• **TASK STATEMENT**
Pick out every line in the data below that holds "decay".

• **Items from a figure collection**
◇ ◇ ◇ ◇

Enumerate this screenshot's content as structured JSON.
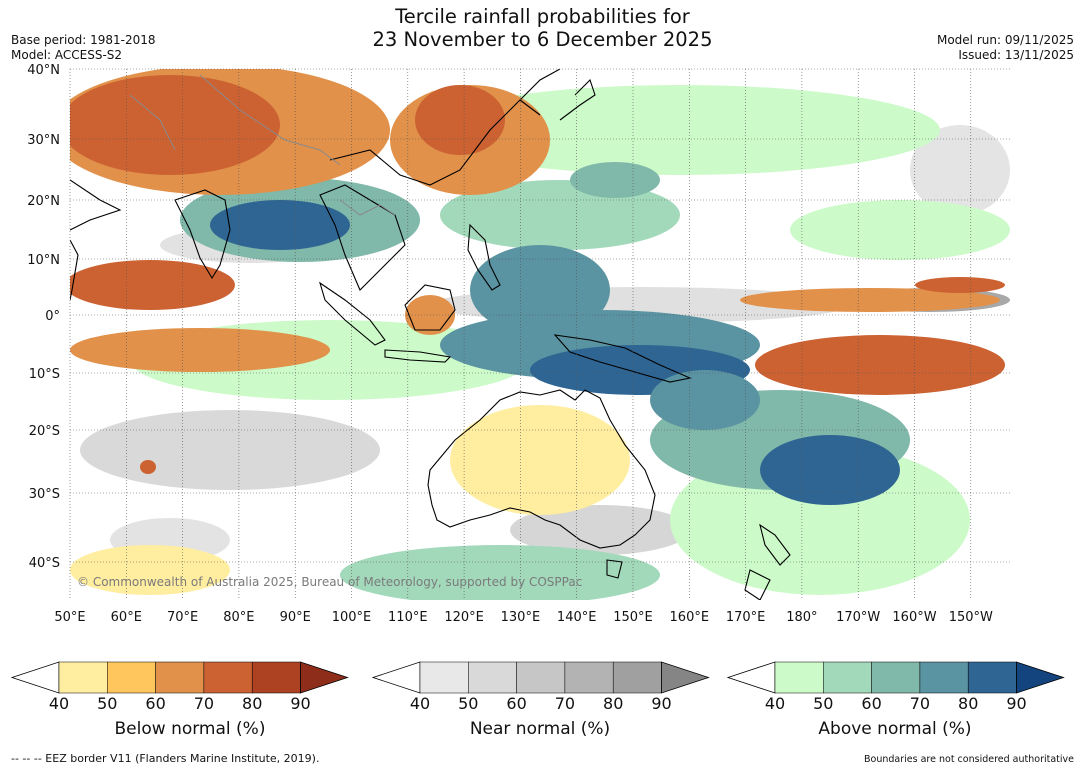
{
  "header": {
    "title_line1": "Tercile rainfall probabilities for",
    "title_line2": "23 November to 6 December 2025",
    "base_period": "Base period: 1981-2018",
    "model": "Model: ACCESS-S2",
    "model_run": "Model run: 09/11/2025",
    "issued": "Issued: 13/11/2025"
  },
  "map": {
    "lat_labels": [
      "40°N",
      "30°N",
      "20°N",
      "10°N",
      "0°",
      "10°S",
      "20°S",
      "30°S",
      "40°S"
    ],
    "lon_labels": [
      "50°E",
      "60°E",
      "70°E",
      "80°E",
      "90°E",
      "100°E",
      "110°E",
      "120°E",
      "130°E",
      "140°E",
      "150°E",
      "160°E",
      "170°E",
      "180°",
      "170°W",
      "160°W",
      "150°W"
    ],
    "copyright": "© Commonwealth of Australia 2025, Bureau of Meteorology, supported by COSPPac"
  },
  "legends": [
    {
      "name": "below",
      "label": "Below normal (%)",
      "ticks": [
        "40",
        "50",
        "60",
        "70",
        "80",
        "90"
      ],
      "colors": [
        "#ffeda0",
        "#fec65c",
        "#e1914a",
        "#cc6232",
        "#ad4223",
        "#8e2e1a"
      ]
    },
    {
      "name": "near",
      "label": "Near normal (%)",
      "ticks": [
        "40",
        "50",
        "60",
        "70",
        "80",
        "90"
      ],
      "colors": [
        "#e8e8e8",
        "#d9d9d9",
        "#c6c6c6",
        "#b3b3b3",
        "#a0a0a0",
        "#858585"
      ]
    },
    {
      "name": "above",
      "label": "Above normal (%)",
      "ticks": [
        "40",
        "50",
        "60",
        "70",
        "80",
        "90"
      ],
      "colors": [
        "#ccfac9",
        "#a3d9bb",
        "#80b8a9",
        "#5a93a1",
        "#2f6593",
        "#13447d"
      ]
    }
  ],
  "footer": {
    "eez": "--  --  -- EEZ border V11 (Flanders Marine Institute, 2019).",
    "disclaimer": "Boundaries are not considered authoritative"
  }
}
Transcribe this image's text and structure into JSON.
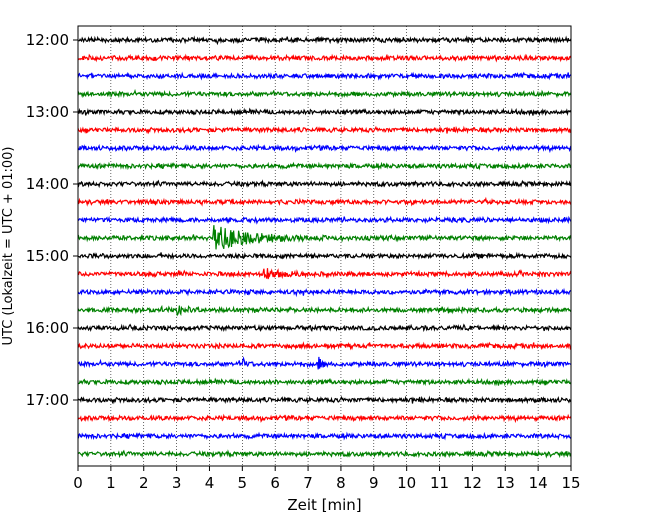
{
  "chart_data": {
    "type": "line",
    "title": "",
    "xlabel": "Zeit  [min]",
    "ylabel": "UTC (Lokalzeit = UTC + 01:00)",
    "xlim": [
      0,
      15
    ],
    "x_ticks": [
      "0",
      "1",
      "2",
      "3",
      "4",
      "5",
      "6",
      "7",
      "8",
      "9",
      "10",
      "11",
      "12",
      "13",
      "14",
      "15"
    ],
    "y_ticks": [
      "12:00",
      "13:00",
      "14:00",
      "15:00",
      "16:00",
      "17:00"
    ],
    "row_interval_minutes": 15,
    "colors": [
      "#000000",
      "#ff0000",
      "#0000ff",
      "#008000"
    ],
    "grid": "vertical dotted at each minute",
    "rows": [
      {
        "start": "12:00",
        "color": "#000000"
      },
      {
        "start": "12:15",
        "color": "#ff0000"
      },
      {
        "start": "12:30",
        "color": "#0000ff"
      },
      {
        "start": "12:45",
        "color": "#008000"
      },
      {
        "start": "13:00",
        "color": "#000000"
      },
      {
        "start": "13:15",
        "color": "#ff0000"
      },
      {
        "start": "13:30",
        "color": "#0000ff"
      },
      {
        "start": "13:45",
        "color": "#008000"
      },
      {
        "start": "14:00",
        "color": "#000000"
      },
      {
        "start": "14:15",
        "color": "#ff0000"
      },
      {
        "start": "14:30",
        "color": "#0000ff"
      },
      {
        "start": "14:45",
        "color": "#008000",
        "events": [
          {
            "t": 4.1,
            "amp": 3.2,
            "decay": 1.0
          }
        ]
      },
      {
        "start": "15:00",
        "color": "#000000"
      },
      {
        "start": "15:15",
        "color": "#ff0000",
        "events": [
          {
            "t": 5.6,
            "amp": 1.3,
            "decay": 0.5
          }
        ]
      },
      {
        "start": "15:30",
        "color": "#0000ff"
      },
      {
        "start": "15:45",
        "color": "#008000",
        "events": [
          {
            "t": 3.0,
            "amp": 1.2,
            "decay": 0.3
          }
        ]
      },
      {
        "start": "16:00",
        "color": "#000000"
      },
      {
        "start": "16:15",
        "color": "#ff0000"
      },
      {
        "start": "16:30",
        "color": "#0000ff",
        "events": [
          {
            "t": 5.0,
            "amp": 1.6,
            "decay": 0.1
          },
          {
            "t": 7.3,
            "amp": 1.7,
            "decay": 0.1
          }
        ]
      },
      {
        "start": "16:45",
        "color": "#008000"
      },
      {
        "start": "17:00",
        "color": "#000000"
      },
      {
        "start": "17:15",
        "color": "#ff0000"
      },
      {
        "start": "17:30",
        "color": "#0000ff"
      },
      {
        "start": "17:45",
        "color": "#008000"
      }
    ]
  }
}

◇ ◇ ◇ ◇

• **THE OUTPUT**
            "decay": 1.0
            "decay": 0.5
            "decay": 0.3
            "decay": 0.1
            "decay": 0.1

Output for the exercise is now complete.